-- ENTRIES PROVIDED start --

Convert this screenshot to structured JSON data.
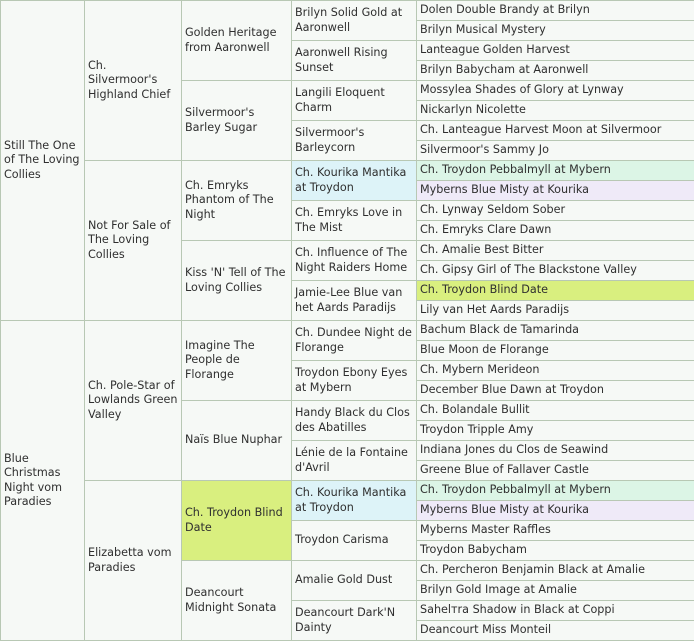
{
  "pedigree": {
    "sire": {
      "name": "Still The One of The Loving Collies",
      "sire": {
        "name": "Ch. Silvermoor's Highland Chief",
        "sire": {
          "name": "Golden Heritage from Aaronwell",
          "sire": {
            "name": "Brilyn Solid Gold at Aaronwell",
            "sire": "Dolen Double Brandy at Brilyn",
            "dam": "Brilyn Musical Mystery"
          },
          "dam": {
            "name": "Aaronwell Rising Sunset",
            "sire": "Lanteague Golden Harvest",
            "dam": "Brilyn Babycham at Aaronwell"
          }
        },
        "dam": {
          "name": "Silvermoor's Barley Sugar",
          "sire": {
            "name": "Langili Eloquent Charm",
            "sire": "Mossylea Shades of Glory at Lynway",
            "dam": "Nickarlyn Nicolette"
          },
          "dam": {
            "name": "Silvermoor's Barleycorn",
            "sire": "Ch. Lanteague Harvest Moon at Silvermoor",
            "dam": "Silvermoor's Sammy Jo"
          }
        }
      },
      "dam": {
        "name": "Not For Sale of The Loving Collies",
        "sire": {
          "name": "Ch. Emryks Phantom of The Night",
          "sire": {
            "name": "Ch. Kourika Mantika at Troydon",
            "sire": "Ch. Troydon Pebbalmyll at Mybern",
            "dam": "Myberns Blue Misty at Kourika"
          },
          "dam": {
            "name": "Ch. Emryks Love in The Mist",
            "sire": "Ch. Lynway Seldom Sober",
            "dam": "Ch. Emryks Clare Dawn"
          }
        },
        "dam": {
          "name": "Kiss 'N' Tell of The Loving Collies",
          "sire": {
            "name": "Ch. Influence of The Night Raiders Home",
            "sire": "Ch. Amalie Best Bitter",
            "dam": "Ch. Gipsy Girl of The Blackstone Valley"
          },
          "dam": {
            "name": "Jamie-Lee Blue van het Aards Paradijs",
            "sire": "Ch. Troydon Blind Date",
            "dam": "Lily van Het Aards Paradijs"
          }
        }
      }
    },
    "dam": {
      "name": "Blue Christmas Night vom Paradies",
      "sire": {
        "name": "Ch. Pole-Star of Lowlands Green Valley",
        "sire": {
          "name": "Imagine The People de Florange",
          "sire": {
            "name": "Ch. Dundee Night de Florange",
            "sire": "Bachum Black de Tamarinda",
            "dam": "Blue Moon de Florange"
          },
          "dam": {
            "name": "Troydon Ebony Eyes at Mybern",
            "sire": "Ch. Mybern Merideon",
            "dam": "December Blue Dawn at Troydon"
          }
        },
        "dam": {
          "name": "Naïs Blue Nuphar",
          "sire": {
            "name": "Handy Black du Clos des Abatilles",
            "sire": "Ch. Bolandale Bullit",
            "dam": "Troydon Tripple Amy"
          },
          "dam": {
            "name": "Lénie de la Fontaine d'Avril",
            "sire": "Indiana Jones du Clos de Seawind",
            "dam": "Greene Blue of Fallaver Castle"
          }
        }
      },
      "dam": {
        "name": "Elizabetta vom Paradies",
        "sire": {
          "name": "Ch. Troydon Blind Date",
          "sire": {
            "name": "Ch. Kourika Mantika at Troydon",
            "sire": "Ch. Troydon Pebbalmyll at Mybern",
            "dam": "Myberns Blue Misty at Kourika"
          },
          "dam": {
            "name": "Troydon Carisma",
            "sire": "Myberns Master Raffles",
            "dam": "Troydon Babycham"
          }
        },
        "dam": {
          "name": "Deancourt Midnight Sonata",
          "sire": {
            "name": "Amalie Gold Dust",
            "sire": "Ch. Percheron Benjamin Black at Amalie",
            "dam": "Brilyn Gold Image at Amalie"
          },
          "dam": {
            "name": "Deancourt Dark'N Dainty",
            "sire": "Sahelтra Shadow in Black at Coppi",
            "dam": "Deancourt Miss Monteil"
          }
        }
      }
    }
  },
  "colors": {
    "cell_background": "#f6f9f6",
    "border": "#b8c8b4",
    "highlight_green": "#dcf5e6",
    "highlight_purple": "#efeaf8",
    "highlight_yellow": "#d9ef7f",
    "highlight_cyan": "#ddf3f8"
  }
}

-- ENTRIES PROVIDED end --
-- ENTRIES PROVIDED start --

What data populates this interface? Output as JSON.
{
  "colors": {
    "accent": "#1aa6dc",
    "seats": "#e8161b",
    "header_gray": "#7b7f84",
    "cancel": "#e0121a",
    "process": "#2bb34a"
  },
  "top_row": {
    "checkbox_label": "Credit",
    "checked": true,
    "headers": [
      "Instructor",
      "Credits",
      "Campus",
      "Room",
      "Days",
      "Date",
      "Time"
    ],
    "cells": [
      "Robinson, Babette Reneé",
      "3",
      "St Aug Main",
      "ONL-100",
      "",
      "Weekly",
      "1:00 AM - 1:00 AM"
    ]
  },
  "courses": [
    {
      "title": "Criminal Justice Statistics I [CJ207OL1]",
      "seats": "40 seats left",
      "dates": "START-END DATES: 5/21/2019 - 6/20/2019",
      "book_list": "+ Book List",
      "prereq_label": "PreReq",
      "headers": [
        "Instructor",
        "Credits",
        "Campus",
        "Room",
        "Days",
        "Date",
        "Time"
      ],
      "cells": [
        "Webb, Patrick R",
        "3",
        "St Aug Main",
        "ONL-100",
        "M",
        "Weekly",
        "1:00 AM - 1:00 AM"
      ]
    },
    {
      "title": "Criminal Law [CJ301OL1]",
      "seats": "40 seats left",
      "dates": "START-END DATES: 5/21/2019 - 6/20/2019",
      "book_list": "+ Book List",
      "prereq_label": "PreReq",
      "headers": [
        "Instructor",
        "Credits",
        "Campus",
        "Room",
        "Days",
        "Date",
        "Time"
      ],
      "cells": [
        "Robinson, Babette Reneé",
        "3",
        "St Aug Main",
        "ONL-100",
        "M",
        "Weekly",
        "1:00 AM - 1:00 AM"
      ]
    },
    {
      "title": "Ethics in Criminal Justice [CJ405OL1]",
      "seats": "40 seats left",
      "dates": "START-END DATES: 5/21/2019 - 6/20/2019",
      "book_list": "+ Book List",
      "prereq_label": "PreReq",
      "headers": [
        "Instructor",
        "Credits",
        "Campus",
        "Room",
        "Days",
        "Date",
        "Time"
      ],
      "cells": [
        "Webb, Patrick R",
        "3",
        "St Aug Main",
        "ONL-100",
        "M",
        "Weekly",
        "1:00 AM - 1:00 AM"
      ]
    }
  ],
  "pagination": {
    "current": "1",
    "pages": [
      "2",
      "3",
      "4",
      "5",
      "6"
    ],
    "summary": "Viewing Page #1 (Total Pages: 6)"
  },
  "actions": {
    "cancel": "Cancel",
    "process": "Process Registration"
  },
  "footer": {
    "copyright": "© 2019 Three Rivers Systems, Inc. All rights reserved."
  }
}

-- ENTRIES PROVIDED end --

YOUR INSTRUCTIONS
Each line in the listing above either holds the string "Babycham" or does not; state how many do, giving the number only.

CORRECT ANSWER
2